▶ [What the exercise asks]:
Repeat the records below exactly, leaving out every picture.

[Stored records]
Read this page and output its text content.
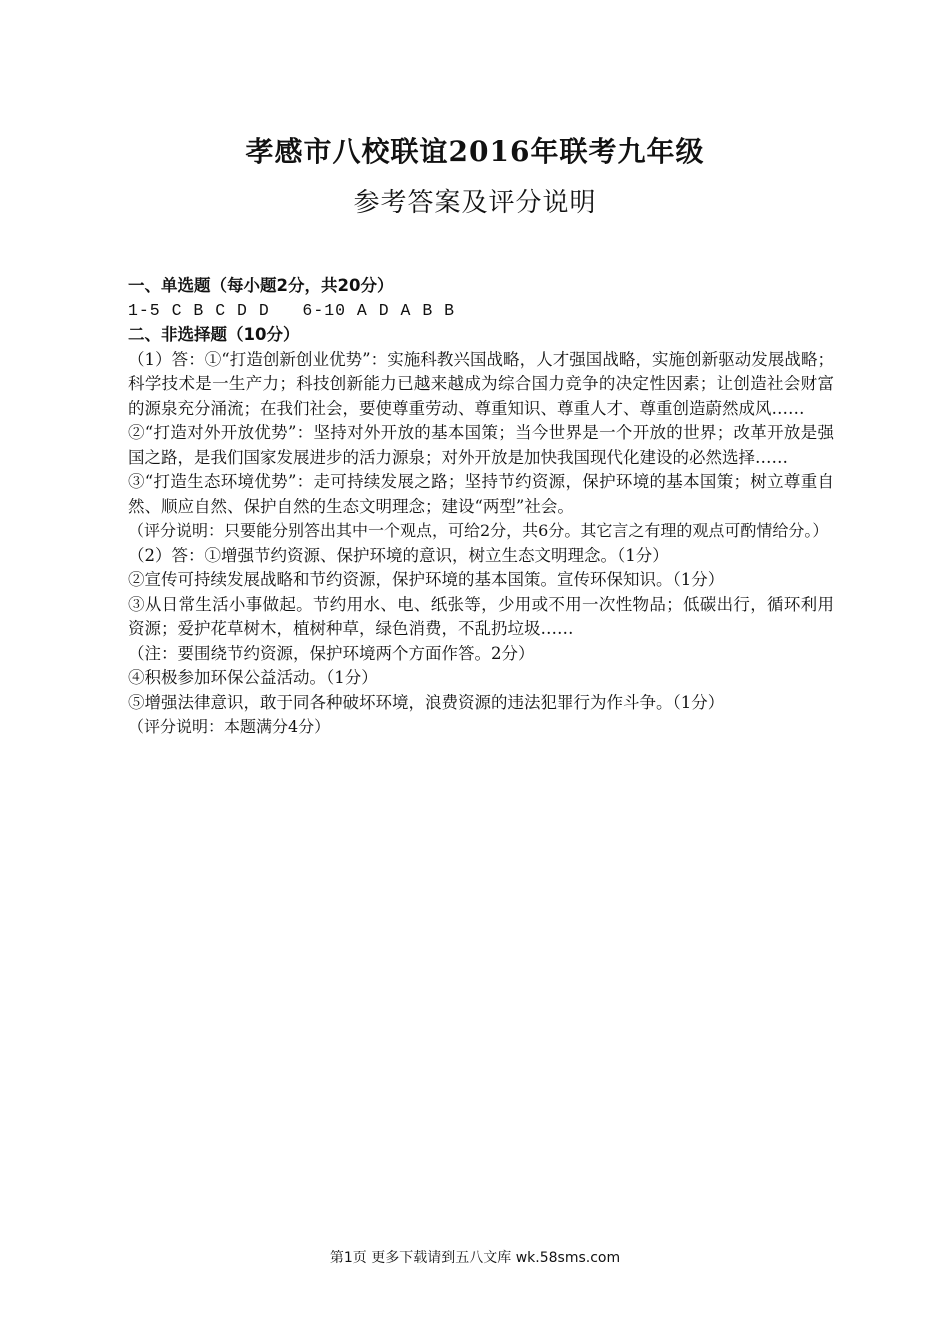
孝感市八校联谊2016年联考九年级
参考答案及评分说明

一、单选题（每小题2分，共20分）

1-5 C B C D D   6-10 A D A B B

二、非选择题（10分）

（1）答：①“打造创新创业优势”：实施科教兴国战略，人才强国战略，实施创新驱动发展战略；科学技术是一生产力；科技创新能力已越来越成为综合国力竞争的决定性因素；让创造社会财富的源泉充分涌流；在我们社会，要使尊重劳动、尊重知识、尊重人才、尊重创造蔚然成风……

②“打造对外开放优势”：坚持对外开放的基本国策；当今世界是一个开放的世界；改革开放是强国之路，是我们国家发展进步的活力源泉；对外开放是加快我国现代化建设的必然选择……

③“打造生态环境优势”：走可持续发展之路；坚持节约资源，保护环境的基本国策；树立尊重自然、顺应自然、保护自然的生态文明理念；建设“两型”社会。

（评分说明：只要能分别答出其中一个观点，可给2分，共6分。其它言之有理的观点可酌情给分。）

（2）答：①增强节约资源、保护环境的意识，树立生态文明理念。（1分）

②宣传可持续发展战略和节约资源，保护环境的基本国策。宣传环保知识。（1分）

③从日常生活小事做起。节约用水、电、纸张等，少用或不用一次性物品；低碳出行，循环利用资源；爱护花草树木，植树种草，绿色消费，不乱扔垃圾……

（注：要围绕节约资源，保护环境两个方面作答。2分）

④积极参加环保公益活动。（1分）

⑤增强法律意识，敢于同各种破坏环境，浪费资源的违法犯罪行为作斗争。（1分）

（评分说明：本题满分4分）

第1页 更多下载请到五八文库 wk.58sms.com
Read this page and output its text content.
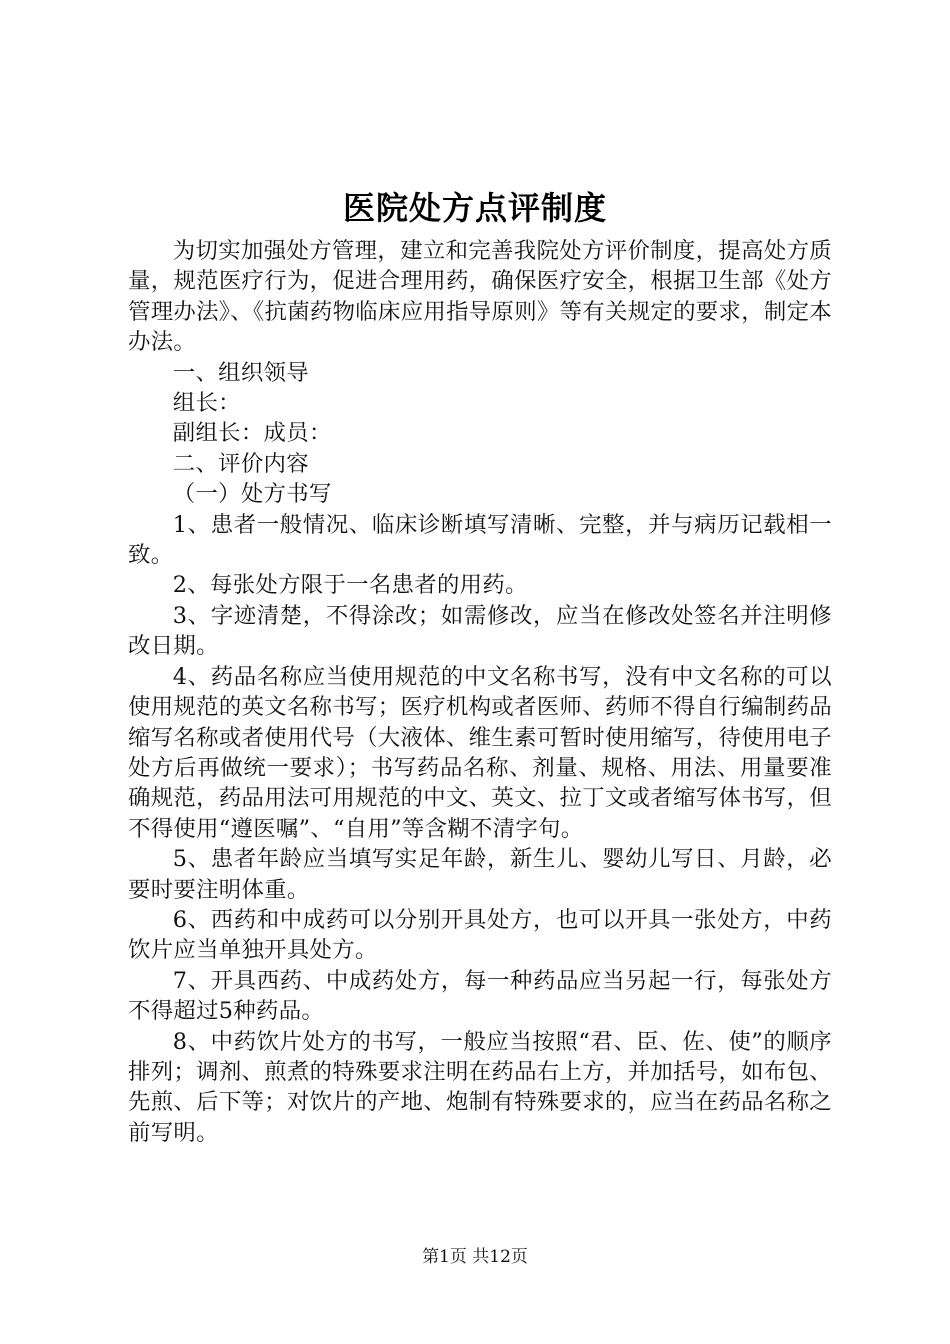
医院处方点评制度

为切实加强处方管理，建立和完善我院处方评价制度，提高处方质量，规范医疗行为，促进合理用药，确保医疗安全，根据卫生部《处方管理办法》、《抗菌药物临床应用指导原则》等有关规定的要求，制定本办法。

一、组织领导

组长：

副组长：成员：

二、评价内容

（一）处方书写

1、患者一般情况、临床诊断填写清晰、完整，并与病历记载相一致。

2、每张处方限于一名患者的用药。

3、字迹清楚，不得涂改；如需修改，应当在修改处签名并注明修改日期。

4、药品名称应当使用规范的中文名称书写，没有中文名称的可以使用规范的英文名称书写；医疗机构或者医师、药师不得自行编制药品缩写名称或者使用代号（大液体、维生素可暂时使用缩写，待使用电子处方后再做统一要求）；书写药品名称、剂量、规格、用法、用量要准确规范，药品用法可用规范的中文、英文、拉丁文或者缩写体书写，但不得使用“遵医嘱”、“自用”等含糊不清字句。

5、患者年龄应当填写实足年龄，新生儿、婴幼儿写日、月龄，必要时要注明体重。

6、西药和中成药可以分别开具处方，也可以开具一张处方，中药饮片应当单独开具处方。

7、开具西药、中成药处方，每一种药品应当另起一行，每张处方不得超过5种药品。

8、中药饮片处方的书写，一般应当按照“君、臣、佐、使”的顺序排列；调剂、煎煮的特殊要求注明在药品右上方，并加括号，如布包、先煎、后下等；对饮片的产地、炮制有特殊要求的，应当在药品名称之前写明。

第1页 共12页
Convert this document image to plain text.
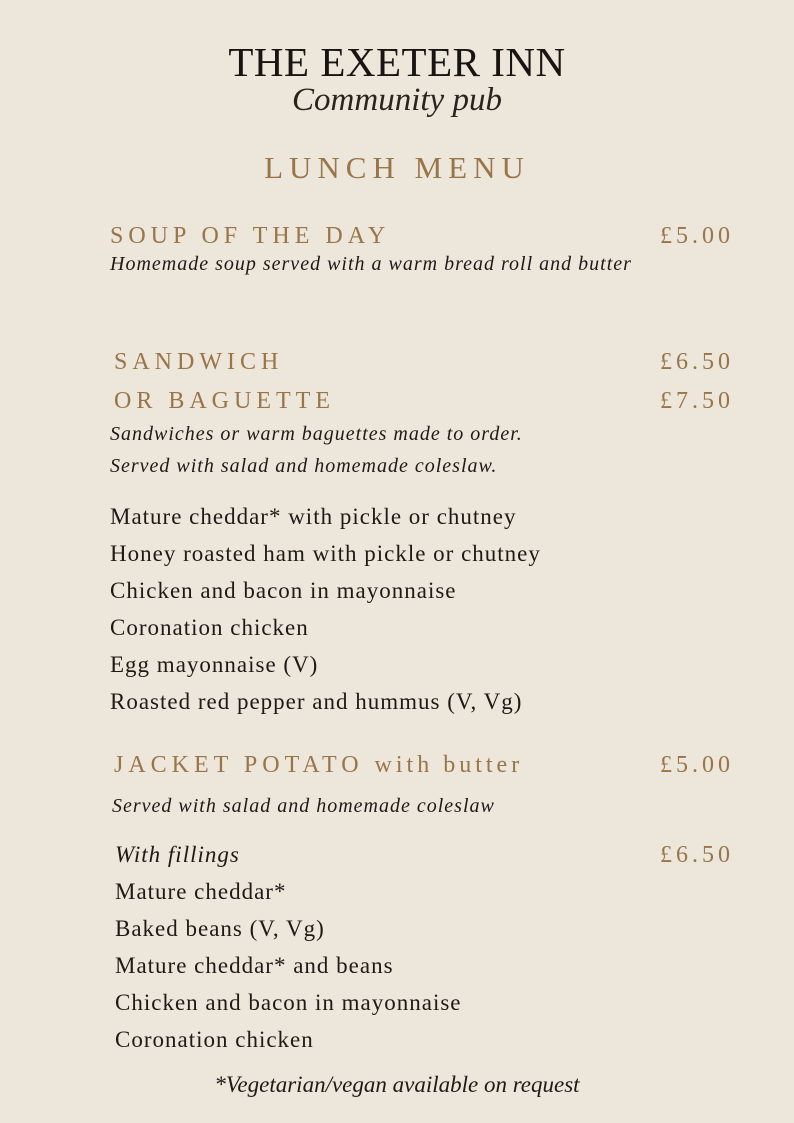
THE EXETER INN
Community pub
LUNCH MENU
SOUP OF THE DAY	£5.00
Homemade soup served with a warm bread roll and butter
SANDWICH	£6.50
OR BAGUETTE	£7.50
Sandwiches or warm baguettes made to order.
Served with salad and homemade coleslaw.
Mature cheddar* with pickle or chutney
Honey roasted ham with pickle or chutney
Chicken and bacon in mayonnaise
Coronation chicken
Egg mayonnaise (V)
Roasted red pepper and hummus (V, Vg)
JACKET POTATO with butter	£5.00
Served with salad and homemade coleslaw
With fillings	£6.50
Mature cheddar*
Baked beans (V, Vg)
Mature cheddar* and beans
Chicken and bacon in mayonnaise
Coronation chicken
*Vegetarian/vegan available on request
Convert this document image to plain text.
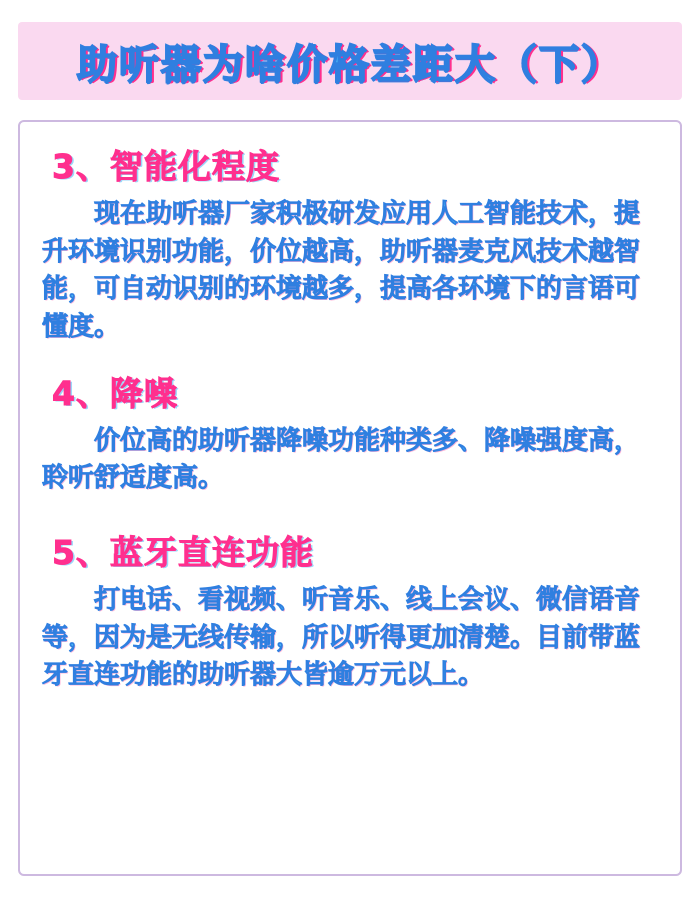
助听器为啥价格差距大（下）
3、智能化程度

现在助听器厂家积极研发应用人工智能技术，提升环境识别功能，价位越高，助听器麦克风技术越智能，可自动识别的环境越多，提高各环境下的言语可懂度。

4、降噪

价位高的助听器降噪功能种类多、降噪强度高，聆听舒适度高。

5、蓝牙直连功能

打电话、看视频、听音乐、线上会议、微信语音等，因为是无线传输，所以听得更加清楚。目前带蓝牙直连功能的助听器大皆逾万元以上。
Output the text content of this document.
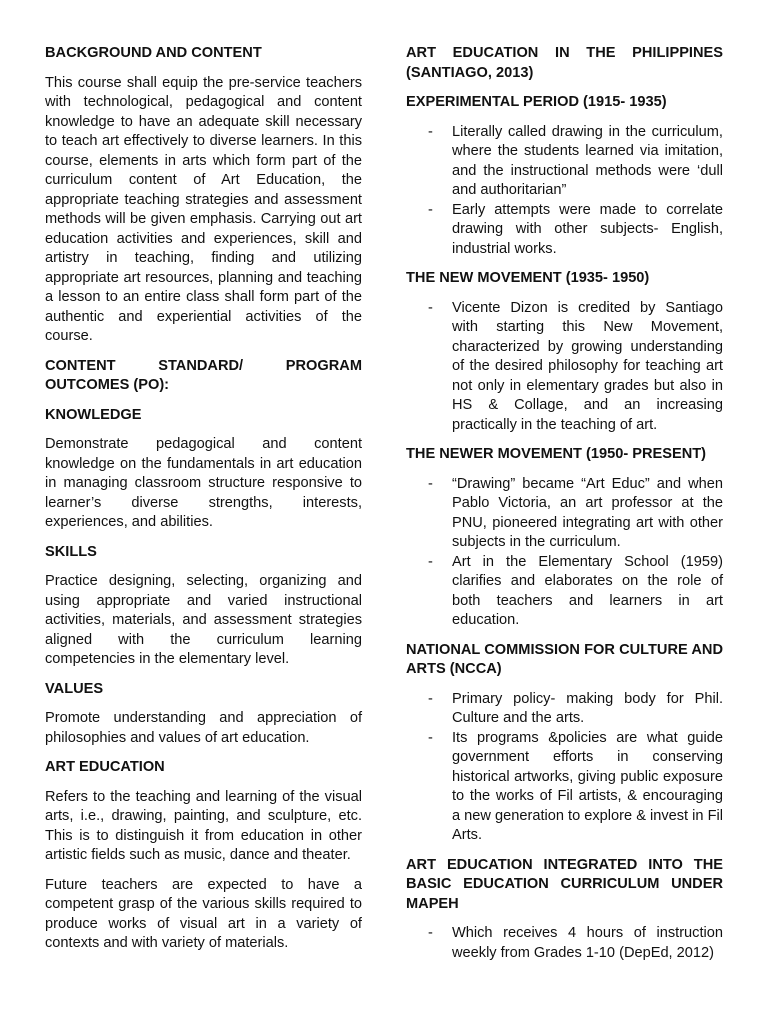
BACKGROUND AND CONTENT

This course shall equip the pre-service teachers with technological, pedagogical and content knowledge to have an adequate skill necessary to teach art effectively to diverse learners. In this course, elements in arts which form part of the curriculum content of Art Education, the appropriate teaching strategies and assessment methods will be given emphasis. Carrying out art education activities and experiences, skill and artistry in teaching, finding and utilizing appropriate art resources, planning and teaching a lesson to an entire class shall form part of the authentic and experiential activities of the course.

CONTENT STANDARD/ PROGRAM OUTCOMES (PO):
KNOWLEDGE

Demonstrate pedagogical and content knowledge on the fundamentals in art education in managing classroom structure responsive to learner’s diverse strengths, interests, experiences, and abilities.

SKILLS

Practice designing, selecting, organizing and using appropriate and varied instructional activities, materials, and assessment strategies aligned with the curriculum learning competencies in the elementary level.

VALUES

Promote understanding and appreciation of philosophies and values of art education.

ART EDUCATION

Refers to the teaching and learning of the visual arts, i.e., drawing, painting, and sculpture, etc. This is to distinguish it from education in other artistic fields such as music, dance and theater.

Future teachers are expected to have a competent grasp of the various skills required to produce works of visual art in a variety of contexts and with variety of materials.

ART EDUCATION IN THE PHILIPPINES (SANTIAGO, 2013)
EXPERIMENTAL PERIOD (1915- 1935)
- Literally called drawing in the curriculum, where the students learned via imitation, and the instructional methods were ‘dull and authoritarian”
- Early attempts were made to correlate drawing with other subjects- English, industrial works.
THE NEW MOVEMENT (1935- 1950)
- Vicente Dizon is credited by Santiago with starting this New Movement, characterized by growing understanding of the desired philosophy for teaching art not only in elementary grades but also in HS & Collage, and an increasing practically in the teaching of art.
THE NEWER MOVEMENT (1950- PRESENT)
- “Drawing” became “Art Educ” and when Pablo Victoria, an art professor at the PNU, pioneered integrating art with other subjects in the curriculum.
- Art in the Elementary School (1959) clarifies and elaborates on the role of both teachers and learners in art education.
NATIONAL COMMISSION FOR CULTURE AND ARTS (NCCA)
- Primary policy- making body for Phil. Culture and the arts.
- Its programs &policies are what guide government efforts in conserving historical artworks, giving public exposure to the works of Fil artists, & encouraging a new generation to explore & invest in Fil Arts.
ART EDUCATION INTEGRATED INTO THE BASIC EDUCATION CURRICULUM UNDER MAPEH
- Which receives 4 hours of instruction weekly from Grades 1-10 (DepEd, 2012)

▶ [Reply to the task]:
Read this page and output its text content.
孝感市八校联谊2016年联考九年级
参考答案及评分说明

一、单选题（每小题2分，共20分）

1-5 C B C D D   6-10 A D A B B

二、非选择题（10分）

（1）答：①“打造创新创业优势”：实施科教兴国战略，人才强国战略，实施创新驱动发展战略；科学技术是一生产力；科技创新能力已越来越成为综合国力竞争的决定性因素；让创造社会财富的源泉充分涌流；在我们社会，要使尊重劳动、尊重知识、尊重人才、尊重创造蔚然成风……

②“打造对外开放优势”：坚持对外开放的基本国策；当今世界是一个开放的世界；改革开放是强国之路，是我们国家发展进步的活力源泉；对外开放是加快我国现代化建设的必然选择……

③“打造生态环境优势”：走可持续发展之路；坚持节约资源，保护环境的基本国策；树立尊重自然、顺应自然、保护自然的生态文明理念；建设“两型”社会。

（评分说明：只要能分别答出其中一个观点，可给2分，共6分。其它言之有理的观点可酌情给分。）

（2）答：①增强节约资源、保护环境的意识，树立生态文明理念。（1分）

②宣传可持续发展战略和节约资源，保护环境的基本国策。宣传环保知识。（1分）

③从日常生活小事做起。节约用水、电、纸张等，少用或不用一次性物品；低碳出行，循环利用资源；爱护花草树木，植树种草，绿色消费，不乱扔垃圾……

（注：要围绕节约资源，保护环境两个方面作答。2分）

④积极参加环保公益活动。（1分）

⑤增强法律意识，敢于同各种破坏环境，浪费资源的违法犯罪行为作斗争。（1分）

（评分说明：本题满分4分）

第1页 更多下载请到五八文库 wk.58sms.com
Read this page and output its text content.
医院处方点评制度

为切实加强处方管理，建立和完善我院处方评价制度，提高处方质量，规范医疗行为，促进合理用药，确保医疗安全，根据卫生部《处方管理办法》、《抗菌药物临床应用指导原则》等有关规定的要求，制定本办法。

一、组织领导

组长：

副组长：成员：

二、评价内容

（一）处方书写

1、患者一般情况、临床诊断填写清晰、完整，并与病历记载相一致。

2、每张处方限于一名患者的用药。

3、字迹清楚，不得涂改；如需修改，应当在修改处签名并注明修改日期。

4、药品名称应当使用规范的中文名称书写，没有中文名称的可以使用规范的英文名称书写；医疗机构或者医师、药师不得自行编制药品缩写名称或者使用代号（大液体、维生素可暂时使用缩写，待使用电子处方后再做统一要求）；书写药品名称、剂量、规格、用法、用量要准确规范，药品用法可用规范的中文、英文、拉丁文或者缩写体书写，但不得使用“遵医嘱”、“自用”等含糊不清字句。

5、患者年龄应当填写实足年龄，新生儿、婴幼儿写日、月龄，必要时要注明体重。

6、西药和中成药可以分别开具处方，也可以开具一张处方，中药饮片应当单独开具处方。

7、开具西药、中成药处方，每一种药品应当另起一行，每张处方不得超过5种药品。

8、中药饮片处方的书写，一般应当按照“君、臣、佐、使”的顺序排列；调剂、煎煮的特殊要求注明在药品右上方，并加括号，如布包、先煎、后下等；对饮片的产地、炮制有特殊要求的，应当在药品名称之前写明。

第1页 共12页
Convert this document image to plain text.
THE EXETER INN
Community pub
LUNCH MENU
SOUP OF THE DAY	£5.00
Homemade soup served with a warm bread roll and butter
SANDWICH	£6.50
OR BAGUETTE	£7.50
Sandwiches or warm baguettes made to order.
Served with salad and homemade coleslaw.
Mature cheddar* with pickle or chutney
Honey roasted ham with pickle or chutney
Chicken and bacon in mayonnaise
Coronation chicken
Egg mayonnaise (V)
Roasted red pepper and hummus (V, Vg)
JACKET POTATO with butter	£5.00
Served with salad and homemade coleslaw
With fillings	£6.50
Mature cheddar*
Baked beans (V, Vg)
Mature cheddar* and beans
Chicken and bacon in mayonnaise
Coronation chicken
*Vegetarian/vegan available on request
Convert this document image to plain text.
助听器为啥价格差距大（下）
3、智能化程度

现在助听器厂家积极研发应用人工智能技术，提升环境识别功能，价位越高，助听器麦克风技术越智能，可自动识别的环境越多，提高各环境下的言语可懂度。

4、降噪

价位高的助听器降噪功能种类多、降噪强度高，聆听舒适度高。

5、蓝牙直连功能

打电话、看视频、听音乐、线上会议、微信语音等，因为是无线传输，所以听得更加清楚。目前带蓝牙直连功能的助听器大皆逾万元以上。
Output the text content of this document.
BACKGROUND AND CONTENT

This course shall equip the pre-service teachers with technological, pedagogical and content knowledge to have an adequate skill necessary to teach art effectively to diverse learners. In this course, elements in arts which form part of the curriculum content of Art Education, the appropriate teaching strategies and assessment methods will be given emphasis. Carrying out art education activities and experiences, skill and artistry in teaching, finding and utilizing appropriate art resources, planning and teaching a lesson to an entire class shall form part of the authentic and experiential activities of the course.

CONTENT STANDARD/ PROGRAM OUTCOMES (PO):
KNOWLEDGE

Demonstrate pedagogical and content knowledge on the fundamentals in art education in managing classroom structure responsive to learner’s diverse strengths, interests, experiences, and abilities.

SKILLS

Practice designing, selecting, organizing and using appropriate and varied instructional activities, materials, and assessment strategies aligned with the curriculum learning competencies in the elementary level.

VALUES

Promote understanding and appreciation of philosophies and values of art education.

ART EDUCATION

Refers to the teaching and learning of the visual arts, i.e., drawing, painting, and sculpture, etc. This is to distinguish it from education in other artistic fields such as music, dance and theater.

Future teachers are expected to have a competent grasp of the various skills required to produce works of visual art in a variety of contexts and with variety of materials.

ART EDUCATION IN THE PHILIPPINES (SANTIAGO, 2013)
EXPERIMENTAL PERIOD (1915- 1935)
- Literally called drawing in the curriculum, where the students learned via imitation, and the instructional methods were ‘dull and authoritarian”
- Early attempts were made to correlate drawing with other subjects- English, industrial works.
THE NEW MOVEMENT (1935- 1950)
- Vicente Dizon is credited by Santiago with starting this New Movement, characterized by growing understanding of the desired philosophy for teaching art not only in elementary grades but also in HS & Collage, and an increasing practically in the teaching of art.
THE NEWER MOVEMENT (1950- PRESENT)
- “Drawing” became “Art Educ” and when Pablo Victoria, an art professor at the PNU, pioneered integrating art with other subjects in the curriculum.
- Art in the Elementary School (1959) clarifies and elaborates on the role of both teachers and learners in art education.
NATIONAL COMMISSION FOR CULTURE AND ARTS (NCCA)
- Primary policy- making body for Phil. Culture and the arts.
- Its programs &policies are what guide government efforts in conserving historical artworks, giving public exposure to the works of Fil artists, & encouraging a new generation to explore & invest in Fil Arts.
ART EDUCATION INTEGRATED INTO THE BASIC EDUCATION CURRICULUM UNDER MAPEH
- Which receives 4 hours of instruction weekly from Grades 1-10 (DepEd, 2012)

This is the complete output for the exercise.